= Task prompt =
Render every entry exactly as it appears.

Stored data:
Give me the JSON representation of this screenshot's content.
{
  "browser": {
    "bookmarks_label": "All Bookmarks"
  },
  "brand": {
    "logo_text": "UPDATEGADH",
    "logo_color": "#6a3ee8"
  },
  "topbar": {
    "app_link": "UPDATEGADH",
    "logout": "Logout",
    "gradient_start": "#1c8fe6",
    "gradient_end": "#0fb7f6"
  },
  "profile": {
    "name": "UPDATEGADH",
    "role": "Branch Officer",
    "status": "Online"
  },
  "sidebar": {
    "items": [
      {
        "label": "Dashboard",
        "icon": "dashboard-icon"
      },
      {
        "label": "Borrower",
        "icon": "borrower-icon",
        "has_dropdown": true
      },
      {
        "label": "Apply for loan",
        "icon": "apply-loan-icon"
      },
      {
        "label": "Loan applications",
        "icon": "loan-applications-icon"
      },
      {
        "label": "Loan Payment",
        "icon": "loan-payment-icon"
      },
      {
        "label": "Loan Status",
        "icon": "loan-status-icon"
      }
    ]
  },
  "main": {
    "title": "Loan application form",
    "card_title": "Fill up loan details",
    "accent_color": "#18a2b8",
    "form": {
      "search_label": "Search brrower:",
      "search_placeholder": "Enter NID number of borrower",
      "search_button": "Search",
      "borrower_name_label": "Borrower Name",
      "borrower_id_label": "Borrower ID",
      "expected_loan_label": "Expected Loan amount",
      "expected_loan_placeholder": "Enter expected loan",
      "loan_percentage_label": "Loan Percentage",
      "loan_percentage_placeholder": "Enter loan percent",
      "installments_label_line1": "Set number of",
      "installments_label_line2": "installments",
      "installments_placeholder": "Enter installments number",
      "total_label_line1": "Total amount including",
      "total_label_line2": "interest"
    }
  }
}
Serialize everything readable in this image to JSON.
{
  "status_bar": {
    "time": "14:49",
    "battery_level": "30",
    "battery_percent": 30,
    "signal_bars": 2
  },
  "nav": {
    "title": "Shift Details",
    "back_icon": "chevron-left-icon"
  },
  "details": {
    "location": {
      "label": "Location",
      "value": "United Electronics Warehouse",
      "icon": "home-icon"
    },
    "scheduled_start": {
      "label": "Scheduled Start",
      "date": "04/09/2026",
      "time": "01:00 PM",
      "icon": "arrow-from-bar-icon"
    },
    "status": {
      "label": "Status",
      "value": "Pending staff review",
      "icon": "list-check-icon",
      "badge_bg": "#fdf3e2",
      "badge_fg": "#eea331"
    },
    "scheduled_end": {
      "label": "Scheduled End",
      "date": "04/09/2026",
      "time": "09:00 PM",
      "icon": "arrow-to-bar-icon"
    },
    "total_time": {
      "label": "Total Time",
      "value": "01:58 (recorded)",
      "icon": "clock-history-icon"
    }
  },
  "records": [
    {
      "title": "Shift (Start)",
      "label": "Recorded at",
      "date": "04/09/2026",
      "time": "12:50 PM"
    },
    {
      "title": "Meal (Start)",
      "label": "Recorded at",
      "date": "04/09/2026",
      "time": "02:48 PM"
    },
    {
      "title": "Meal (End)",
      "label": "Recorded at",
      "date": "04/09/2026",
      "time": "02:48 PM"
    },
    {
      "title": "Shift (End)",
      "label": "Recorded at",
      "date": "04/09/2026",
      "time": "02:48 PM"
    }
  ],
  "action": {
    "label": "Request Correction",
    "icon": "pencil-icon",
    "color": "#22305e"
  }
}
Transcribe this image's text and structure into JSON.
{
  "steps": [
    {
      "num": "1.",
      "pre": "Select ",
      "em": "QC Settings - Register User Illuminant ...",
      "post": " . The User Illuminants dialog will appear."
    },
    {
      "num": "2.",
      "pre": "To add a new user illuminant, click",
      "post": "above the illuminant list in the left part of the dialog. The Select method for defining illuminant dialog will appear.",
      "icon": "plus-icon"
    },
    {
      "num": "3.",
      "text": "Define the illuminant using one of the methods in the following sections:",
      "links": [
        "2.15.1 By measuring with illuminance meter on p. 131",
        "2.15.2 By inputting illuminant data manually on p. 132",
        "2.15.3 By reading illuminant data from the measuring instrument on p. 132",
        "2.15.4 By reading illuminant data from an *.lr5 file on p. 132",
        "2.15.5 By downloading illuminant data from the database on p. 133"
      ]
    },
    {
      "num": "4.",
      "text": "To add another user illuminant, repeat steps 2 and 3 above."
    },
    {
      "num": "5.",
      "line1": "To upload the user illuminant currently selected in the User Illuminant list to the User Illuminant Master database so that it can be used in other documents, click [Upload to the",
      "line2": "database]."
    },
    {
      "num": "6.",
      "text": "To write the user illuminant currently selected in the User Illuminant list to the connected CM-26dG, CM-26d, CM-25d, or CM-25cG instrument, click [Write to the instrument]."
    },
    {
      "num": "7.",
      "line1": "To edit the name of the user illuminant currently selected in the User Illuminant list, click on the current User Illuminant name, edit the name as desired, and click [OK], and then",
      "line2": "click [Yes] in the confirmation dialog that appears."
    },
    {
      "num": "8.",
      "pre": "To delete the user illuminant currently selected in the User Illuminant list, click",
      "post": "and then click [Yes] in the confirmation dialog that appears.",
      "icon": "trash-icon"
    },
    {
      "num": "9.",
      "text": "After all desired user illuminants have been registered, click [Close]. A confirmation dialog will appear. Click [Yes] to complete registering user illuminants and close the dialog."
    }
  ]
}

= Problem solution =
Give me the JSON representation of this screenshot's content.
{
  "browser": {
    "bookmarks_label": "All Bookmarks"
  },
  "brand": {
    "logo_text": "UPDATEGADH",
    "logo_color": "#6a3ee8"
  },
  "topbar": {
    "app_link": "UPDATEGADH",
    "logout": "Logout",
    "gradient_start": "#1c8fe6",
    "gradient_end": "#0fb7f6"
  },
  "profile": {
    "name": "UPDATEGADH",
    "role": "Branch Officer",
    "status": "Online"
  },
  "sidebar": {
    "items": [
      {
        "label": "Dashboard",
        "icon": "dashboard-icon"
      },
      {
        "label": "Borrower",
        "icon": "borrower-icon",
        "has_dropdown": true
      },
      {
        "label": "Apply for loan",
        "icon": "apply-loan-icon"
      },
      {
        "label": "Loan applications",
        "icon": "loan-applications-icon"
      },
      {
        "label": "Loan Payment",
        "icon": "loan-payment-icon"
      },
      {
        "label": "Loan Status",
        "icon": "loan-status-icon"
      }
    ]
  },
  "main": {
    "title": "Loan application form",
    "card_title": "Fill up loan details",
    "accent_color": "#18a2b8",
    "form": {
      "search_label": "Search brrower:",
      "search_placeholder": "Enter NID number of borrower",
      "search_button": "Search",
      "borrower_name_label": "Borrower Name",
      "borrower_id_label": "Borrower ID",
      "expected_loan_label": "Expected Loan amount",
      "expected_loan_placeholder": "Enter expected loan",
      "loan_percentage_label": "Loan Percentage",
      "loan_percentage_placeholder": "Enter loan percent",
      "installments_label_line1": "Set number of",
      "installments_label_line2": "installments",
      "installments_placeholder": "Enter installments number",
      "total_label_line1": "Total amount including",
      "total_label_line2": "interest"
    }
  }
}
Serialize everything readable in this image to JSON.
{
  "status_bar": {
    "time": "14:49",
    "battery_level": "30",
    "battery_percent": 30,
    "signal_bars": 2
  },
  "nav": {
    "title": "Shift Details",
    "back_icon": "chevron-left-icon"
  },
  "details": {
    "location": {
      "label": "Location",
      "value": "United Electronics Warehouse",
      "icon": "home-icon"
    },
    "scheduled_start": {
      "label": "Scheduled Start",
      "date": "04/09/2026",
      "time": "01:00 PM",
      "icon": "arrow-from-bar-icon"
    },
    "status": {
      "label": "Status",
      "value": "Pending staff review",
      "icon": "list-check-icon",
      "badge_bg": "#fdf3e2",
      "badge_fg": "#eea331"
    },
    "scheduled_end": {
      "label": "Scheduled End",
      "date": "04/09/2026",
      "time": "09:00 PM",
      "icon": "arrow-to-bar-icon"
    },
    "total_time": {
      "label": "Total Time",
      "value": "01:58 (recorded)",
      "icon": "clock-history-icon"
    }
  },
  "records": [
    {
      "title": "Shift (Start)",
      "label": "Recorded at",
      "date": "04/09/2026",
      "time": "12:50 PM"
    },
    {
      "title": "Meal (Start)",
      "label": "Recorded at",
      "date": "04/09/2026",
      "time": "02:48 PM"
    },
    {
      "title": "Meal (End)",
      "label": "Recorded at",
      "date": "04/09/2026",
      "time": "02:48 PM"
    },
    {
      "title": "Shift (End)",
      "label": "Recorded at",
      "date": "04/09/2026",
      "time": "02:48 PM"
    }
  ],
  "action": {
    "label": "Request Correction",
    "icon": "pencil-icon",
    "color": "#22305e"
  }
}
Transcribe this image's text and structure into JSON.
{
  "steps": [
    {
      "num": "1.",
      "pre": "Select ",
      "em": "QC Settings - Register User Illuminant ...",
      "post": " . The User Illuminants dialog will appear."
    },
    {
      "num": "2.",
      "pre": "To add a new user illuminant, click",
      "post": "above the illuminant list in the left part of the dialog. The Select method for defining illuminant dialog will appear.",
      "icon": "plus-icon"
    },
    {
      "num": "3.",
      "text": "Define the illuminant using one of the methods in the following sections:",
      "links": [
        "2.15.1 By measuring with illuminance meter on p. 131",
        "2.15.2 By inputting illuminant data manually on p. 132",
        "2.15.3 By reading illuminant data from the measuring instrument on p. 132",
        "2.15.4 By reading illuminant data from an *.lr5 file on p. 132",
        "2.15.5 By downloading illuminant data from the database on p. 133"
      ]
    },
    {
      "num": "4.",
      "text": "To add another user illuminant, repeat steps 2 and 3 above."
    },
    {
      "num": "5.",
      "line1": "To upload the user illuminant currently selected in the User Illuminant list to the User Illuminant Master database so that it can be used in other documents, click [Upload to the",
      "line2": "database]."
    },
    {
      "num": "6.",
      "text": "To write the user illuminant currently selected in the User Illuminant list to the connected CM-26dG, CM-26d, CM-25d, or CM-25cG instrument, click [Write to the instrument]."
    },
    {
      "num": "7.",
      "line1": "To edit the name of the user illuminant currently selected in the User Illuminant list, click on the current User Illuminant name, edit the name as desired, and click [OK], and then",
      "line2": "click [Yes] in the confirmation dialog that appears."
    },
    {
      "num": "8.",
      "pre": "To delete the user illuminant currently selected in the User Illuminant list, click",
      "post": "and then click [Yes] in the confirmation dialog that appears.",
      "icon": "trash-icon"
    },
    {
      "num": "9.",
      "text": "After all desired user illuminants have been registered, click [Close]. A confirmation dialog will appear. Click [Yes] to complete registering user illuminants and close the dialog."
    }
  ]
}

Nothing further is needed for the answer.